The problem:
In the material below, list every line carrying the string "JSON".

Records from a data source

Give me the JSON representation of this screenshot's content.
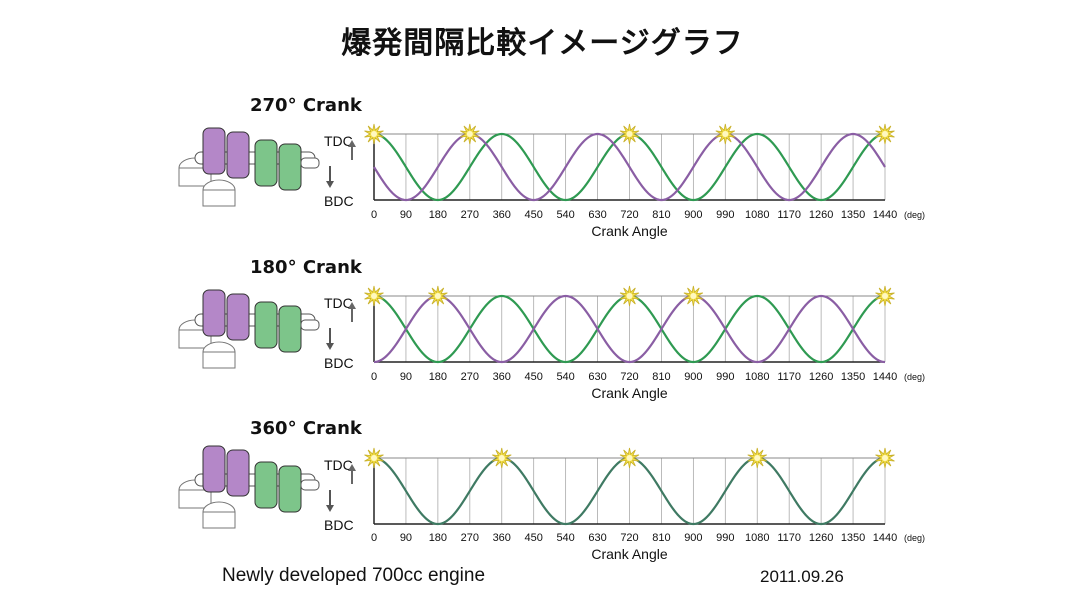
{
  "title": "爆発間隔比較イメージグラフ",
  "footer": {
    "left": "Newly developed 700cc engine",
    "right": "2011.09.26"
  },
  "colors": {
    "purple": "#8a5ea4",
    "green": "#2f9a52",
    "overlap": "#3f7a63",
    "star": "#f4e04a",
    "grid": "#aaaaaa",
    "purple_fill": "#b487c8",
    "green_fill": "#7dc58a"
  },
  "labels": {
    "tdc": "TDC",
    "bdc": "BDC",
    "xlabel": "Crank Angle",
    "unit": "(deg)"
  },
  "chart_data": [
    {
      "type": "line",
      "title": "270° Crank",
      "xlabel": "Crank Angle",
      "xlim": [
        0,
        1440
      ],
      "x_ticks": [
        0,
        90,
        180,
        270,
        360,
        450,
        540,
        630,
        720,
        810,
        900,
        990,
        1080,
        1170,
        1260,
        1350,
        1440
      ],
      "ylim": [
        "BDC",
        "TDC"
      ],
      "series": [
        {
          "color": "#2f9a52",
          "tdc_at": [
            0,
            360,
            720,
            1080,
            1440
          ]
        },
        {
          "color": "#8a5ea4",
          "tdc_at": [
            270,
            630,
            990,
            1350
          ]
        }
      ],
      "firing_deg": [
        0,
        270,
        720,
        990,
        1440
      ]
    },
    {
      "type": "line",
      "title": "180° Crank",
      "xlabel": "Crank Angle",
      "xlim": [
        0,
        1440
      ],
      "x_ticks": [
        0,
        90,
        180,
        270,
        360,
        450,
        540,
        630,
        720,
        810,
        900,
        990,
        1080,
        1170,
        1260,
        1350,
        1440
      ],
      "ylim": [
        "BDC",
        "TDC"
      ],
      "series": [
        {
          "color": "#2f9a52",
          "tdc_at": [
            0,
            360,
            720,
            1080,
            1440
          ]
        },
        {
          "color": "#8a5ea4",
          "tdc_at": [
            180,
            540,
            900,
            1260
          ]
        }
      ],
      "firing_deg": [
        0,
        180,
        720,
        900,
        1440
      ]
    },
    {
      "type": "line",
      "title": "360° Crank",
      "xlabel": "Crank Angle",
      "xlim": [
        0,
        1440
      ],
      "x_ticks": [
        0,
        90,
        180,
        270,
        360,
        450,
        540,
        630,
        720,
        810,
        900,
        990,
        1080,
        1170,
        1260,
        1350,
        1440
      ],
      "ylim": [
        "BDC",
        "TDC"
      ],
      "series": [
        {
          "color": "#3f7a63",
          "tdc_at": [
            0,
            360,
            720,
            1080,
            1440
          ]
        }
      ],
      "firing_deg": [
        0,
        360,
        720,
        1080,
        1440
      ]
    }
  ]
}
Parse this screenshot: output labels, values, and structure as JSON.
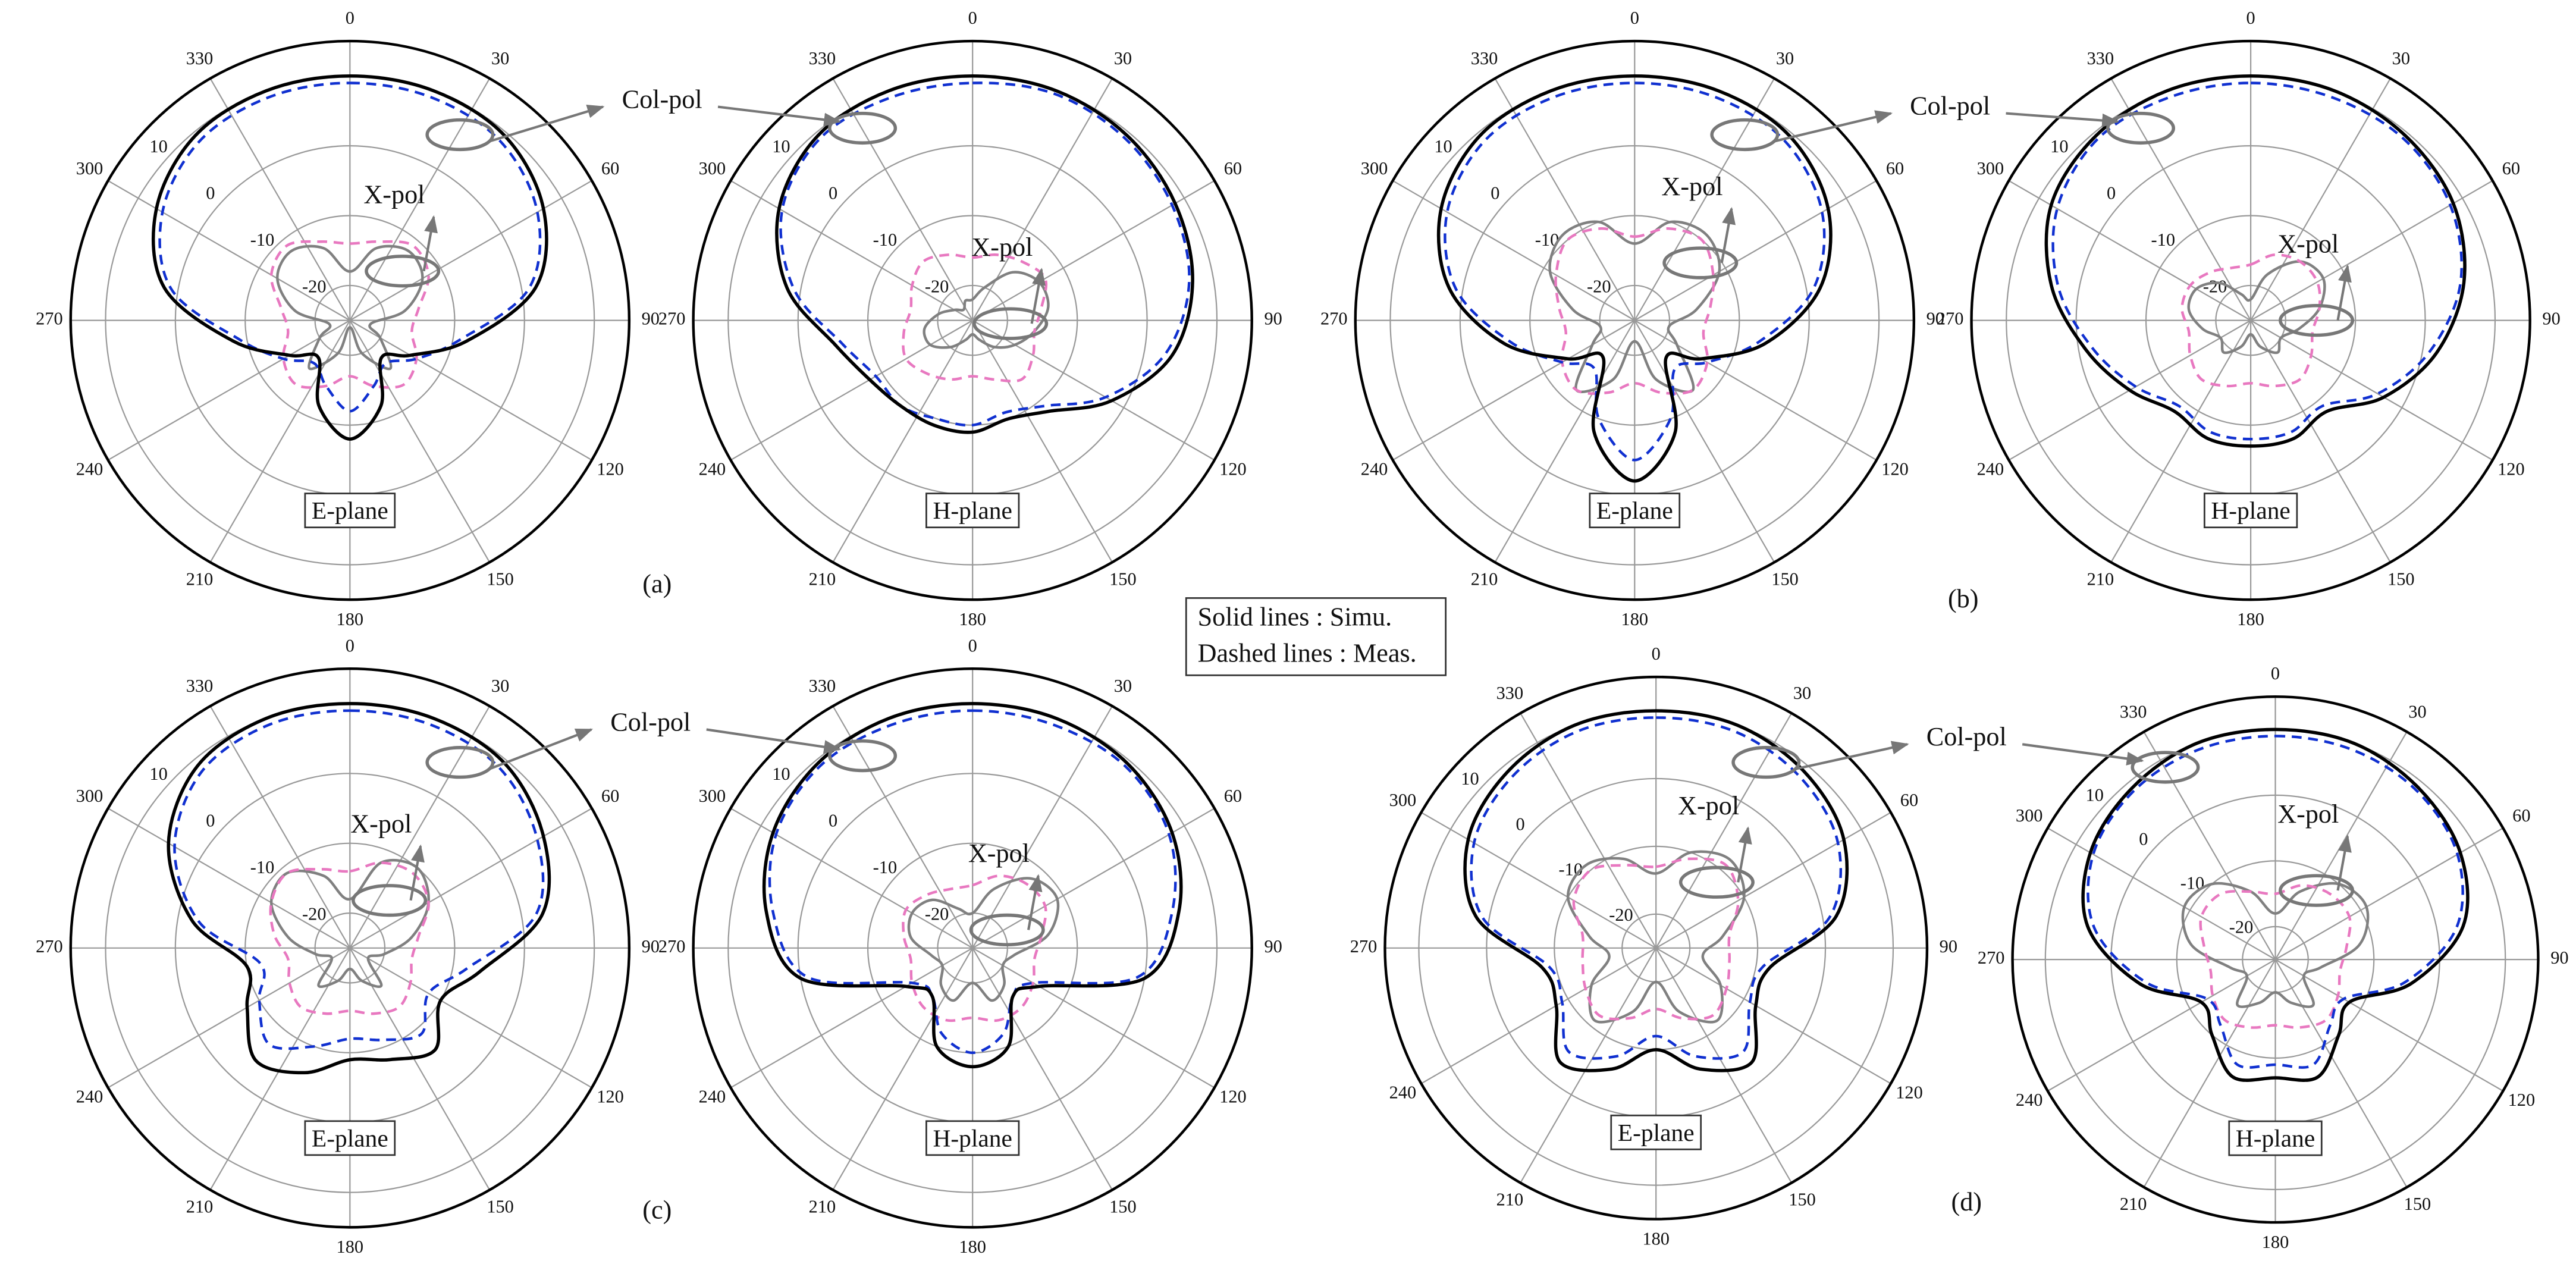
{
  "chart_data": [
    {
      "type": "polar",
      "plane": "E-plane",
      "annotation": "X-pol",
      "rlim": [
        -25,
        15
      ],
      "rticks": [
        -20,
        -10,
        0,
        10
      ],
      "thetaticks": [
        0,
        30,
        60,
        90,
        120,
        150,
        180,
        210,
        240,
        270,
        300,
        330
      ],
      "theta": [
        0,
        20,
        40,
        60,
        80,
        100,
        120,
        140,
        160,
        180,
        200,
        220,
        240,
        260,
        280,
        300,
        320,
        340
      ],
      "series": [
        {
          "color": "#000000",
          "dash": false,
          "values": [
            10,
            10,
            9.5,
            7,
            2,
            -8,
            -15,
            -18,
            -12,
            -8,
            -12,
            -18,
            -15,
            -8,
            2,
            7,
            9.5,
            10
          ]
        },
        {
          "color": "#1030d0",
          "dash": true,
          "values": [
            9,
            9,
            8.5,
            6,
            1,
            -9,
            -14,
            -17,
            -15,
            -12,
            -15,
            -17,
            -14,
            -9,
            1,
            6,
            8.5,
            9
          ]
        },
        {
          "color": "#808080",
          "dash": false,
          "values": [
            -18,
            -14,
            -12,
            -13,
            -17,
            -22,
            -20,
            -16,
            -20,
            -24,
            -20,
            -16,
            -20,
            -22,
            -17,
            -13,
            -12,
            -14
          ]
        },
        {
          "color": "#e878c0",
          "dash": true,
          "values": [
            -14,
            -13,
            -11,
            -12,
            -15,
            -16,
            -14,
            -13,
            -15,
            -17,
            -15,
            -13,
            -14,
            -16,
            -15,
            -12,
            -11,
            -13
          ]
        }
      ]
    },
    {
      "type": "polar",
      "plane": "H-plane",
      "annotation": "X-pol",
      "rlim": [
        -25,
        15
      ],
      "rticks": [
        -20,
        -10,
        0,
        10
      ],
      "thetaticks": [
        0,
        30,
        60,
        90,
        120,
        150,
        180,
        210,
        240,
        270,
        300,
        330
      ],
      "theta": [
        0,
        20,
        40,
        60,
        80,
        100,
        120,
        140,
        160,
        180,
        200,
        220,
        240,
        260,
        280,
        300,
        320,
        340
      ],
      "series": [
        {
          "color": "#000000",
          "dash": false,
          "values": [
            10,
            10,
            9.5,
            8.5,
            7,
            4,
            -2,
            -8,
            -10,
            -9,
            -9,
            -9,
            -8,
            -5,
            2,
            7,
            9.5,
            10
          ]
        },
        {
          "color": "#1030d0",
          "dash": true,
          "values": [
            9,
            9.5,
            9,
            8,
            6.5,
            3,
            -3,
            -9,
            -11,
            -10,
            -10,
            -9,
            -9,
            -6,
            1,
            6.5,
            9,
            9
          ]
        },
        {
          "color": "#808080",
          "dash": false,
          "values": [
            -22,
            -20,
            -16,
            -14,
            -14,
            -16,
            -18,
            -20,
            -22,
            -23,
            -22,
            -20,
            -18,
            -18,
            -20,
            -22,
            -23,
            -22
          ]
        },
        {
          "color": "#e878c0",
          "dash": true,
          "values": [
            -16,
            -15,
            -14,
            -13,
            -15,
            -16,
            -15,
            -14,
            -16,
            -17,
            -16,
            -15,
            -14,
            -15,
            -16,
            -15,
            -14,
            -15
          ]
        }
      ]
    },
    {
      "type": "polar",
      "plane": "E-plane",
      "annotation": "X-pol",
      "rlim": [
        -25,
        15
      ],
      "rticks": [
        -20,
        -10,
        0,
        10
      ],
      "thetaticks": [
        0,
        30,
        60,
        90,
        120,
        150,
        180,
        210,
        240,
        270,
        300,
        330
      ],
      "theta": [
        0,
        20,
        40,
        60,
        80,
        100,
        120,
        140,
        160,
        180,
        200,
        220,
        240,
        260,
        280,
        300,
        320,
        340
      ],
      "series": [
        {
          "color": "#000000",
          "dash": false,
          "values": [
            10,
            10,
            9.5,
            7,
            2,
            -6,
            -14,
            -18,
            -8,
            -2,
            -8,
            -18,
            -14,
            -6,
            2,
            7,
            9.5,
            10
          ]
        },
        {
          "color": "#1030d0",
          "dash": true,
          "values": [
            9,
            9,
            8.5,
            6,
            1,
            -7,
            -13,
            -16,
            -10,
            -5,
            -10,
            -16,
            -13,
            -7,
            1,
            6,
            8.5,
            9
          ]
        },
        {
          "color": "#808080",
          "dash": false,
          "values": [
            -14,
            -10,
            -9,
            -11,
            -16,
            -20,
            -18,
            -12,
            -16,
            -22,
            -16,
            -12,
            -18,
            -20,
            -16,
            -11,
            -9,
            -10
          ]
        },
        {
          "color": "#e878c0",
          "dash": true,
          "values": [
            -13,
            -11,
            -10,
            -12,
            -14,
            -15,
            -13,
            -12,
            -14,
            -16,
            -14,
            -12,
            -13,
            -15,
            -14,
            -12,
            -10,
            -11
          ]
        }
      ]
    },
    {
      "type": "polar",
      "plane": "H-plane",
      "annotation": "X-pol",
      "rlim": [
        -25,
        15
      ],
      "rticks": [
        -20,
        -10,
        0,
        10
      ],
      "thetaticks": [
        0,
        30,
        60,
        90,
        120,
        150,
        180,
        210,
        240,
        270,
        300,
        330
      ],
      "theta": [
        0,
        20,
        40,
        60,
        80,
        100,
        120,
        140,
        160,
        180,
        200,
        220,
        240,
        260,
        280,
        300,
        320,
        340
      ],
      "series": [
        {
          "color": "#000000",
          "dash": false,
          "values": [
            10,
            10,
            9.5,
            8.5,
            6,
            2,
            -3,
            -8,
            -7,
            -7,
            -7,
            -8,
            -5,
            -1,
            4,
            8,
            9.5,
            10
          ]
        },
        {
          "color": "#1030d0",
          "dash": true,
          "values": [
            9,
            9,
            9,
            8,
            5.5,
            1,
            -4,
            -9,
            -8,
            -8,
            -8,
            -9,
            -6,
            -2,
            3,
            7,
            9,
            9
          ]
        },
        {
          "color": "#808080",
          "dash": false,
          "values": [
            -22,
            -18,
            -14,
            -13,
            -15,
            -18,
            -20,
            -19,
            -21,
            -23,
            -21,
            -19,
            -20,
            -18,
            -16,
            -16,
            -18,
            -21
          ]
        },
        {
          "color": "#e878c0",
          "dash": true,
          "values": [
            -17,
            -15,
            -14,
            -14,
            -15,
            -16,
            -15,
            -14,
            -15,
            -16,
            -15,
            -14,
            -15,
            -16,
            -15,
            -15,
            -16,
            -17
          ]
        }
      ]
    },
    {
      "type": "polar",
      "plane": "E-plane",
      "annotation": "X-pol",
      "rlim": [
        -25,
        15
      ],
      "rticks": [
        -20,
        -10,
        0,
        10
      ],
      "thetaticks": [
        0,
        30,
        60,
        90,
        120,
        150,
        180,
        210,
        240,
        270,
        300,
        330
      ],
      "theta": [
        0,
        20,
        40,
        60,
        80,
        100,
        120,
        140,
        160,
        180,
        200,
        220,
        240,
        260,
        280,
        300,
        320,
        340
      ],
      "series": [
        {
          "color": "#000000",
          "dash": false,
          "values": [
            10,
            10,
            9.5,
            7,
            3,
            -6,
            -10,
            -6,
            -8,
            -9,
            -6,
            -4,
            -8,
            -10,
            -2,
            5,
            9,
            10
          ]
        },
        {
          "color": "#1030d0",
          "dash": true,
          "values": [
            9,
            9,
            8.5,
            6,
            2,
            -8,
            -12,
            -9,
            -11,
            -12,
            -10,
            -7,
            -10,
            -12,
            -3,
            4,
            8,
            9
          ]
        },
        {
          "color": "#808080",
          "dash": false,
          "values": [
            -18,
            -12,
            -10,
            -12,
            -16,
            -20,
            -22,
            -18,
            -20,
            -22,
            -20,
            -18,
            -22,
            -20,
            -16,
            -12,
            -11,
            -14
          ]
        },
        {
          "color": "#e878c0",
          "dash": true,
          "values": [
            -14,
            -12,
            -11,
            -12,
            -15,
            -16,
            -15,
            -14,
            -15,
            -16,
            -15,
            -14,
            -15,
            -16,
            -14,
            -12,
            -11,
            -13
          ]
        }
      ]
    },
    {
      "type": "polar",
      "plane": "H-plane",
      "annotation": "X-pol",
      "rlim": [
        -25,
        15
      ],
      "rticks": [
        -20,
        -10,
        0,
        10
      ],
      "thetaticks": [
        0,
        30,
        60,
        90,
        120,
        150,
        180,
        210,
        240,
        270,
        300,
        330
      ],
      "theta": [
        0,
        20,
        40,
        60,
        80,
        100,
        120,
        140,
        160,
        180,
        200,
        220,
        240,
        260,
        280,
        300,
        320,
        340
      ],
      "series": [
        {
          "color": "#000000",
          "dash": false,
          "values": [
            10,
            10,
            9.5,
            8,
            5,
            0,
            -14,
            -16,
            -10,
            -8,
            -10,
            -16,
            -14,
            0,
            5,
            8,
            9.5,
            10
          ]
        },
        {
          "color": "#1030d0",
          "dash": true,
          "values": [
            9,
            9,
            9,
            7.5,
            4,
            -1,
            -15,
            -16,
            -12,
            -10,
            -12,
            -16,
            -15,
            -1,
            4,
            7.5,
            9,
            9
          ]
        },
        {
          "color": "#808080",
          "dash": false,
          "values": [
            -20,
            -16,
            -12,
            -11,
            -14,
            -19,
            -20,
            -18,
            -17,
            -20,
            -17,
            -18,
            -20,
            -19,
            -16,
            -15,
            -16,
            -19
          ]
        },
        {
          "color": "#e878c0",
          "dash": true,
          "values": [
            -16,
            -14,
            -13,
            -13,
            -15,
            -16,
            -15,
            -14,
            -14,
            -15,
            -14,
            -14,
            -15,
            -16,
            -15,
            -14,
            -15,
            -16
          ]
        }
      ]
    },
    {
      "type": "polar",
      "plane": "E-plane",
      "annotation": "X-pol",
      "rlim": [
        -25,
        15
      ],
      "rticks": [
        -20,
        -10,
        0,
        10
      ],
      "thetaticks": [
        0,
        30,
        60,
        90,
        120,
        150,
        180,
        210,
        240,
        270,
        300,
        330
      ],
      "theta": [
        0,
        20,
        40,
        60,
        80,
        100,
        120,
        140,
        160,
        180,
        200,
        220,
        240,
        260,
        280,
        300,
        320,
        340
      ],
      "series": [
        {
          "color": "#000000",
          "dash": false,
          "values": [
            10,
            10,
            9,
            7,
            2,
            -8,
            -8,
            -3,
            -6,
            -10,
            -6,
            -3,
            -8,
            -8,
            2,
            7,
            9,
            10
          ]
        },
        {
          "color": "#1030d0",
          "dash": true,
          "values": [
            9,
            9,
            8,
            6,
            1,
            -9,
            -9,
            -5,
            -8,
            -12,
            -8,
            -5,
            -9,
            -9,
            1,
            6,
            8,
            9
          ]
        },
        {
          "color": "#808080",
          "dash": false,
          "values": [
            -14,
            -10,
            -8,
            -10,
            -15,
            -18,
            -14,
            -11,
            -15,
            -20,
            -15,
            -11,
            -14,
            -18,
            -15,
            -10,
            -9,
            -11
          ]
        },
        {
          "color": "#e878c0",
          "dash": true,
          "values": [
            -13,
            -11,
            -9,
            -11,
            -14,
            -14,
            -13,
            -12,
            -14,
            -16,
            -14,
            -12,
            -13,
            -14,
            -14,
            -11,
            -10,
            -12
          ]
        }
      ]
    },
    {
      "type": "polar",
      "plane": "H-plane",
      "annotation": "X-pol",
      "rlim": [
        -25,
        15
      ],
      "rticks": [
        -20,
        -10,
        0,
        10
      ],
      "thetaticks": [
        0,
        30,
        60,
        90,
        120,
        150,
        180,
        210,
        240,
        270,
        300,
        330
      ],
      "theta": [
        0,
        20,
        40,
        60,
        80,
        100,
        120,
        140,
        160,
        180,
        200,
        220,
        240,
        260,
        280,
        300,
        320,
        340
      ],
      "series": [
        {
          "color": "#000000",
          "dash": false,
          "values": [
            10,
            10,
            9,
            7.5,
            4,
            -4,
            -12,
            -10,
            -6,
            -7,
            -6,
            -10,
            -12,
            -4,
            4,
            7.5,
            9,
            10
          ]
        },
        {
          "color": "#1030d0",
          "dash": true,
          "values": [
            9,
            9,
            8.5,
            7,
            3,
            -5,
            -13,
            -12,
            -8,
            -9,
            -8,
            -12,
            -13,
            -5,
            3,
            7,
            8.5,
            9
          ]
        },
        {
          "color": "#808080",
          "dash": false,
          "values": [
            -18,
            -14,
            -10,
            -9,
            -12,
            -18,
            -20,
            -16,
            -18,
            -20,
            -18,
            -16,
            -20,
            -18,
            -12,
            -9,
            -10,
            -14
          ]
        },
        {
          "color": "#e878c0",
          "dash": true,
          "values": [
            -15,
            -13,
            -12,
            -12,
            -14,
            -15,
            -14,
            -13,
            -14,
            -15,
            -14,
            -13,
            -14,
            -15,
            -14,
            -12,
            -12,
            -14
          ]
        }
      ]
    }
  ],
  "panels": [
    {
      "label": "(a)",
      "col_pol": "Col-pol"
    },
    {
      "label": "(b)",
      "col_pol": "Col-pol"
    },
    {
      "label": "(c)",
      "col_pol": "Col-pol"
    },
    {
      "label": "(d)",
      "col_pol": "Col-pol"
    }
  ],
  "legend_note": [
    "Solid lines : Simu.",
    "Dashed lines : Meas."
  ]
}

Reply to the exercise:
Give me the JSON representation of this screenshot's content.
Parse this screenshot: output labels, values, and structure as JSON.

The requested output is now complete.